__Prompt__:
The records that follow are to be repeated without alteration.

__Records shown__:
.....

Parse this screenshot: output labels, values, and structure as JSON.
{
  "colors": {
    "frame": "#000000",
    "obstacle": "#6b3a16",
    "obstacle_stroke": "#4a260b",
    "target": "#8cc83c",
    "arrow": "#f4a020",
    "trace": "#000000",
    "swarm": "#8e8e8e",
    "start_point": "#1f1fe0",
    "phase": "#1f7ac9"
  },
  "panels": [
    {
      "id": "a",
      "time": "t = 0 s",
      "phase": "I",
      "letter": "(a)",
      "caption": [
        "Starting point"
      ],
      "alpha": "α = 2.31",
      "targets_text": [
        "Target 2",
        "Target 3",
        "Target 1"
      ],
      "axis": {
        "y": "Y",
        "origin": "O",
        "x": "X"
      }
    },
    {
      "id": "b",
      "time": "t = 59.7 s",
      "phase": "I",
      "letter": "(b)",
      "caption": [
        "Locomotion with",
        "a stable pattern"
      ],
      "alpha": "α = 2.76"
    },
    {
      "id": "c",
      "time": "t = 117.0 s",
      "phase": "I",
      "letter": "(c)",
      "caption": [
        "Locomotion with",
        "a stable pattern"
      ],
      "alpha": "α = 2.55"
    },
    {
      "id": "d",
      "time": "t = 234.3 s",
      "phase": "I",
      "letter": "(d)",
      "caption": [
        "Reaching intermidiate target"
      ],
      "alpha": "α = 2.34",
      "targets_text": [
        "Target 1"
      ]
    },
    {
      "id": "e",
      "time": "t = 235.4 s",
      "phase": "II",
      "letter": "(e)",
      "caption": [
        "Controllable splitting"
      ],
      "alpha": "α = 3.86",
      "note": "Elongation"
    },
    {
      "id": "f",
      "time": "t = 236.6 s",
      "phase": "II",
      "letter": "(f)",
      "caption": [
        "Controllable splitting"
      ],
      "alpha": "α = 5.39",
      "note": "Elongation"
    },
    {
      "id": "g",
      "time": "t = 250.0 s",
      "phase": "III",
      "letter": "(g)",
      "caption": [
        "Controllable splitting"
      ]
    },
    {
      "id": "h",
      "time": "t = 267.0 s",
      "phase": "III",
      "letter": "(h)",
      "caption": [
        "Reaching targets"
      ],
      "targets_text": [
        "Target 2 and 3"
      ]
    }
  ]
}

.....

__Expected answer__:
Parse this screenshot: output labels, values, and structure as JSON.
{
  "colors": {
    "frame": "#000000",
    "obstacle": "#6b3a16",
    "obstacle_stroke": "#4a260b",
    "target": "#8cc83c",
    "arrow": "#f4a020",
    "trace": "#000000",
    "swarm": "#8e8e8e",
    "start_point": "#1f1fe0",
    "phase": "#1f7ac9"
  },
  "panels": [
    {
      "id": "a",
      "time": "t = 0 s",
      "phase": "I",
      "letter": "(a)",
      "caption": [
        "Starting point"
      ],
      "alpha": "α = 2.31",
      "targets_text": [
        "Target 2",
        "Target 3",
        "Target 1"
      ],
      "axis": {
        "y": "Y",
        "origin": "O",
        "x": "X"
      }
    },
    {
      "id": "b",
      "time": "t = 59.7 s",
      "phase": "I",
      "letter": "(b)",
      "caption": [
        "Locomotion with",
        "a stable pattern"
      ],
      "alpha": "α = 2.76"
    },
    {
      "id": "c",
      "time": "t = 117.0 s",
      "phase": "I",
      "letter": "(c)",
      "caption": [
        "Locomotion with",
        "a stable pattern"
      ],
      "alpha": "α = 2.55"
    },
    {
      "id": "d",
      "time": "t = 234.3 s",
      "phase": "I",
      "letter": "(d)",
      "caption": [
        "Reaching intermidiate target"
      ],
      "alpha": "α = 2.34",
      "targets_text": [
        "Target 1"
      ]
    },
    {
      "id": "e",
      "time": "t = 235.4 s",
      "phase": "II",
      "letter": "(e)",
      "caption": [
        "Controllable splitting"
      ],
      "alpha": "α = 3.86",
      "note": "Elongation"
    },
    {
      "id": "f",
      "time": "t = 236.6 s",
      "phase": "II",
      "letter": "(f)",
      "caption": [
        "Controllable splitting"
      ],
      "alpha": "α = 5.39",
      "note": "Elongation"
    },
    {
      "id": "g",
      "time": "t = 250.0 s",
      "phase": "III",
      "letter": "(g)",
      "caption": [
        "Controllable splitting"
      ]
    },
    {
      "id": "h",
      "time": "t = 267.0 s",
      "phase": "III",
      "letter": "(h)",
      "caption": [
        "Reaching targets"
      ],
      "targets_text": [
        "Target 2 and 3"
      ]
    }
  ]
}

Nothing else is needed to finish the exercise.